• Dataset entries
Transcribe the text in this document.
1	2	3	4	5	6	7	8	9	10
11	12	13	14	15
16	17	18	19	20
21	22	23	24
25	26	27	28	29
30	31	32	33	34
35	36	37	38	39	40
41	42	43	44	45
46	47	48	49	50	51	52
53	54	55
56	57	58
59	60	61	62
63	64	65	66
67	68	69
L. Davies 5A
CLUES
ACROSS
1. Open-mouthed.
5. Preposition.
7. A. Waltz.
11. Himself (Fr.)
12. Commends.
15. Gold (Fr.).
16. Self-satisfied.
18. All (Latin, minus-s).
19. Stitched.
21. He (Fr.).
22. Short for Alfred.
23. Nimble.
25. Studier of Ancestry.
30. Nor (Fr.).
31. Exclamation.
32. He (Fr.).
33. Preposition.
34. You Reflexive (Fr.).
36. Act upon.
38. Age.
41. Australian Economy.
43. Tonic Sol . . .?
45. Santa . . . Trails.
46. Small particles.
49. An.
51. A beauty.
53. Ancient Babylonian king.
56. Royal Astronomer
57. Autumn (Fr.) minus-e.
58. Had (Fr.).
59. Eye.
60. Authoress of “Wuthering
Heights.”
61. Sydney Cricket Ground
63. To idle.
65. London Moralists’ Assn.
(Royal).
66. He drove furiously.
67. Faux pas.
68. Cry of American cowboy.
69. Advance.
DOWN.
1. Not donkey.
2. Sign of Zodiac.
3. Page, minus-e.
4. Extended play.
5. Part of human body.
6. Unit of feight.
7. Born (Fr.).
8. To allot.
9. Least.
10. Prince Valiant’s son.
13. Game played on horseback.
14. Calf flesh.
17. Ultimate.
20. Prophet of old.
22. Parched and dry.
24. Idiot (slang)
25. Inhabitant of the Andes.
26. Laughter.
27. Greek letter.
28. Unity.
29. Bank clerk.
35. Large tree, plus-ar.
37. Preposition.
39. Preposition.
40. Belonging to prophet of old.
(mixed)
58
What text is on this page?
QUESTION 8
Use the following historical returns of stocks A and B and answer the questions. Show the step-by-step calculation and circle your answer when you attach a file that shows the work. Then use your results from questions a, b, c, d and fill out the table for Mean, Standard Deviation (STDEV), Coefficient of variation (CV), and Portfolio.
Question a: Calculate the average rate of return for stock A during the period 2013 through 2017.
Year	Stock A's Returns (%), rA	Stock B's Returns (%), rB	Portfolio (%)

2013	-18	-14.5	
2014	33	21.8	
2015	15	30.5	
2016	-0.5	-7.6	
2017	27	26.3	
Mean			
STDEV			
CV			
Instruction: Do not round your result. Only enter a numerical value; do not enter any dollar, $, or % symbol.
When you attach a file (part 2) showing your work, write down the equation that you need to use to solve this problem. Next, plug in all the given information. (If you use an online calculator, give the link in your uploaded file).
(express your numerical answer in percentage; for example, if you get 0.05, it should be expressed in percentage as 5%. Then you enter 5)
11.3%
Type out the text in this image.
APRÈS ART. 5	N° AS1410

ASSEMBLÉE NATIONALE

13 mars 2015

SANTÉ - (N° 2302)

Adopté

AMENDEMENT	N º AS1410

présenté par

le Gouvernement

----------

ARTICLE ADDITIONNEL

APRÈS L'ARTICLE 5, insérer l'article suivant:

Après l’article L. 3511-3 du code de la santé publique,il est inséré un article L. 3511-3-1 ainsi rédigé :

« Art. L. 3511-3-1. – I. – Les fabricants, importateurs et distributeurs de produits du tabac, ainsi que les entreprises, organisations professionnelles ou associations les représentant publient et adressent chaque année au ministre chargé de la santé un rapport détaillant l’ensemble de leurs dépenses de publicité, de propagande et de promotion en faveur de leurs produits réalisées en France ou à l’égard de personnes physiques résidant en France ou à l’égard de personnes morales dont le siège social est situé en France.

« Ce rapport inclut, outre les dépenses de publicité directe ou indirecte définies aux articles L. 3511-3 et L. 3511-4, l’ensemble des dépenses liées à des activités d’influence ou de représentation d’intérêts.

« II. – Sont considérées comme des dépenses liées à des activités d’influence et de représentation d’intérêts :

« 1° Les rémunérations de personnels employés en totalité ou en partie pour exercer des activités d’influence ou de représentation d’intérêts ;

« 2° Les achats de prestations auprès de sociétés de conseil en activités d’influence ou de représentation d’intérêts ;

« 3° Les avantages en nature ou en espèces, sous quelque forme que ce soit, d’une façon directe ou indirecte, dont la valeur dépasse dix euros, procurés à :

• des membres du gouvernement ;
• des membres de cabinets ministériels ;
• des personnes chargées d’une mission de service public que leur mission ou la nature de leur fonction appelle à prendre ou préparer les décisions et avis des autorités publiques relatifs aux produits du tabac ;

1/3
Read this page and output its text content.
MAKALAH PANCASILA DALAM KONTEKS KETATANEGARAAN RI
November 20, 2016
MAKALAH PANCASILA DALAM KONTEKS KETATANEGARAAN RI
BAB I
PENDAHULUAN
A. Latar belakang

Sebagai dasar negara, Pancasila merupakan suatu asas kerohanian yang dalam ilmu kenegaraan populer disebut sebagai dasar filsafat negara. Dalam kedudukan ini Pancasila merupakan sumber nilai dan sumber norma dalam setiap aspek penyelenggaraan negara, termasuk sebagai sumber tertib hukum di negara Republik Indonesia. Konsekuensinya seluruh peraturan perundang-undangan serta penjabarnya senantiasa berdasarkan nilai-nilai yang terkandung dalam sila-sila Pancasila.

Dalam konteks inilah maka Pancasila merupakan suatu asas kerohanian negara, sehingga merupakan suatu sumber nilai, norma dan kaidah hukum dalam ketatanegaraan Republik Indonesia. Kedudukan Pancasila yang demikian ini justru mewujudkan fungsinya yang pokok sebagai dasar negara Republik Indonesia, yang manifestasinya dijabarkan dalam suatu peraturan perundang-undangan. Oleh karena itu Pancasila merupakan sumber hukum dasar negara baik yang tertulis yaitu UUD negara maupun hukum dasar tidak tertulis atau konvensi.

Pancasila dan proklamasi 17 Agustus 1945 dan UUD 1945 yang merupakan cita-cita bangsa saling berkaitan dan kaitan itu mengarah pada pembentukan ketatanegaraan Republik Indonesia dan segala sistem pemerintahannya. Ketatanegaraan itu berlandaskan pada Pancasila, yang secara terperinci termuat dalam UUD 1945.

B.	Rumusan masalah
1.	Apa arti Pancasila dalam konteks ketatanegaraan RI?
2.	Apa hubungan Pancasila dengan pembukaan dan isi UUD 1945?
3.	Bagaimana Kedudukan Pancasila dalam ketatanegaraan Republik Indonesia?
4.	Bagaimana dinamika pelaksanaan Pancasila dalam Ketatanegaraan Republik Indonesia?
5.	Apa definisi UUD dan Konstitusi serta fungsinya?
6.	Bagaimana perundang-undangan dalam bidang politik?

• Task requirements
Out of the material above, select every line that holds the string "nilai".

• Solution to the problem
Sebagai dasar negara, Pancasila merupakan suatu asas kerohanian yang dalam ilmu kenegaraan populer disebut sebagai dasar filsafat negara. Dalam kedudukan ini Pancasila merupakan sumber nilai dan sumber norma dalam setiap aspek penyelenggaraan negara, termasuk sebagai sumber tertib hukum di negara Republik Indonesia. Konsekuensinya seluruh peraturan perundang-undangan serta penjabarnya senantiasa berdasarkan nilai-nilai yang terkandung dalam sila-sila Pancasila.
Dalam konteks inilah maka Pancasila merupakan suatu asas kerohanian negara, sehingga merupakan suatu sumber nilai, norma dan kaidah hukum dalam ketatanegaraan Republik Indonesia. Kedudukan Pancasila yang demikian ini justru mewujudkan fungsinya yang pokok sebagai dasar negara Republik Indonesia, yang manifestasinya dijabarkan dalam suatu peraturan perundang-undangan. Oleh karena itu Pancasila merupakan sumber hukum dasar negara baik yang tertulis yaitu UUD negara maupun hukum dasar tidak tertulis atau konvensi.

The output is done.